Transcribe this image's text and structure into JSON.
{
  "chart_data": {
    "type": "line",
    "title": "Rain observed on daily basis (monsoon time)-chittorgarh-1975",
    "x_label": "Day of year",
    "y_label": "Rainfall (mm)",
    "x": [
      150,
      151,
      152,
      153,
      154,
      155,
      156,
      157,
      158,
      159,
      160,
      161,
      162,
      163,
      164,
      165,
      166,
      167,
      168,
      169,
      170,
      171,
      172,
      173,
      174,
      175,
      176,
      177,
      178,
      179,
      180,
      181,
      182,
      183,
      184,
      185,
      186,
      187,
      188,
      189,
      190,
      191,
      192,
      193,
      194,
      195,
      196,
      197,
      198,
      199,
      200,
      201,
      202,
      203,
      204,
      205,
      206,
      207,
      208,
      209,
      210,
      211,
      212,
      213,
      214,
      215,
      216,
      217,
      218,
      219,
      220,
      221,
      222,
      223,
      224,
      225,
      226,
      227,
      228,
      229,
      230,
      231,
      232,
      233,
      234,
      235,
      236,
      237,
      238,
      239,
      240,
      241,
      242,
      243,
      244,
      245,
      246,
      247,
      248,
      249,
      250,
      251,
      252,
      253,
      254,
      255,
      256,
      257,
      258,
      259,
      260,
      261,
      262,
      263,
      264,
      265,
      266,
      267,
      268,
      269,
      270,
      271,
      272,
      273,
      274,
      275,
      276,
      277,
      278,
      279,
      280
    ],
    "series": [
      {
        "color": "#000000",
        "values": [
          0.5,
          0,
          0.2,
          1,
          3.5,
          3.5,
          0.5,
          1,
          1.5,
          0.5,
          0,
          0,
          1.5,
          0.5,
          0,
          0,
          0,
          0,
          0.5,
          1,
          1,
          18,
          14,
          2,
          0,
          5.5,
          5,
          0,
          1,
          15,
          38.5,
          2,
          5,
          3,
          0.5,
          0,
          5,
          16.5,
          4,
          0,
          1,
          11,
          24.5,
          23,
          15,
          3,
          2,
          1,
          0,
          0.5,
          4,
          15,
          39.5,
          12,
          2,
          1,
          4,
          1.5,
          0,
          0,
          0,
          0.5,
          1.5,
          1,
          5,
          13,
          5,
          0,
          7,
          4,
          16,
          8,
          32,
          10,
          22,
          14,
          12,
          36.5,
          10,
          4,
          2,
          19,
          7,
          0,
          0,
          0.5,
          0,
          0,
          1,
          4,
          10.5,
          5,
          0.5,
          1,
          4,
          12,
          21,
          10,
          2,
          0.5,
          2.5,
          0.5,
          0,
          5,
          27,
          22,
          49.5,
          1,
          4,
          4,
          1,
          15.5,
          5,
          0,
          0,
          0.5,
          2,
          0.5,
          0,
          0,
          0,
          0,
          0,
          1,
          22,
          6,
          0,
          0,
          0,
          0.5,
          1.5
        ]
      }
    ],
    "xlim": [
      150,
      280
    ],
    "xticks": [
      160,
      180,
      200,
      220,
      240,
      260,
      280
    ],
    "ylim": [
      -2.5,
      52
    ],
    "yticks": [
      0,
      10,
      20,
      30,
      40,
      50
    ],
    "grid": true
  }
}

==================================================

■ Task details ■
From the records above, extract every line exactly as it stands.

■ Answer to the problem ■
Transcribe this image's text and structure into JSON.
{
  "chart_data": {
    "type": "line",
    "title": "Rain observed on daily basis (monsoon time)-chittorgarh-1975",
    "x_label": "Day of year",
    "y_label": "Rainfall (mm)",
    "x": [
      150,
      151,
      152,
      153,
      154,
      155,
      156,
      157,
      158,
      159,
      160,
      161,
      162,
      163,
      164,
      165,
      166,
      167,
      168,
      169,
      170,
      171,
      172,
      173,
      174,
      175,
      176,
      177,
      178,
      179,
      180,
      181,
      182,
      183,
      184,
      185,
      186,
      187,
      188,
      189,
      190,
      191,
      192,
      193,
      194,
      195,
      196,
      197,
      198,
      199,
      200,
      201,
      202,
      203,
      204,
      205,
      206,
      207,
      208,
      209,
      210,
      211,
      212,
      213,
      214,
      215,
      216,
      217,
      218,
      219,
      220,
      221,
      222,
      223,
      224,
      225,
      226,
      227,
      228,
      229,
      230,
      231,
      232,
      233,
      234,
      235,
      236,
      237,
      238,
      239,
      240,
      241,
      242,
      243,
      244,
      245,
      246,
      247,
      248,
      249,
      250,
      251,
      252,
      253,
      254,
      255,
      256,
      257,
      258,
      259,
      260,
      261,
      262,
      263,
      264,
      265,
      266,
      267,
      268,
      269,
      270,
      271,
      272,
      273,
      274,
      275,
      276,
      277,
      278,
      279,
      280
    ],
    "series": [
      {
        "color": "#000000",
        "values": [
          0.5,
          0,
          0.2,
          1,
          3.5,
          3.5,
          0.5,
          1,
          1.5,
          0.5,
          0,
          0,
          1.5,
          0.5,
          0,
          0,
          0,
          0,
          0.5,
          1,
          1,
          18,
          14,
          2,
          0,
          5.5,
          5,
          0,
          1,
          15,
          38.5,
          2,
          5,
          3,
          0.5,
          0,
          5,
          16.5,
          4,
          0,
          1,
          11,
          24.5,
          23,
          15,
          3,
          2,
          1,
          0,
          0.5,
          4,
          15,
          39.5,
          12,
          2,
          1,
          4,
          1.5,
          0,
          0,
          0,
          0.5,
          1.5,
          1,
          5,
          13,
          5,
          0,
          7,
          4,
          16,
          8,
          32,
          10,
          22,
          14,
          12,
          36.5,
          10,
          4,
          2,
          19,
          7,
          0,
          0,
          0.5,
          0,
          0,
          1,
          4,
          10.5,
          5,
          0.5,
          1,
          4,
          12,
          21,
          10,
          2,
          0.5,
          2.5,
          0.5,
          0,
          5,
          27,
          22,
          49.5,
          1,
          4,
          4,
          1,
          15.5,
          5,
          0,
          0,
          0.5,
          2,
          0.5,
          0,
          0,
          0,
          0,
          0,
          1,
          22,
          6,
          0,
          0,
          0,
          0.5,
          1.5
        ]
      }
    ],
    "xlim": [
      150,
      280
    ],
    "xticks": [
      160,
      180,
      200,
      220,
      240,
      260,
      280
    ],
    "ylim": [
      -2.5,
      52
    ],
    "yticks": [
      0,
      10,
      20,
      30,
      40,
      50
    ],
    "grid": true
  }
}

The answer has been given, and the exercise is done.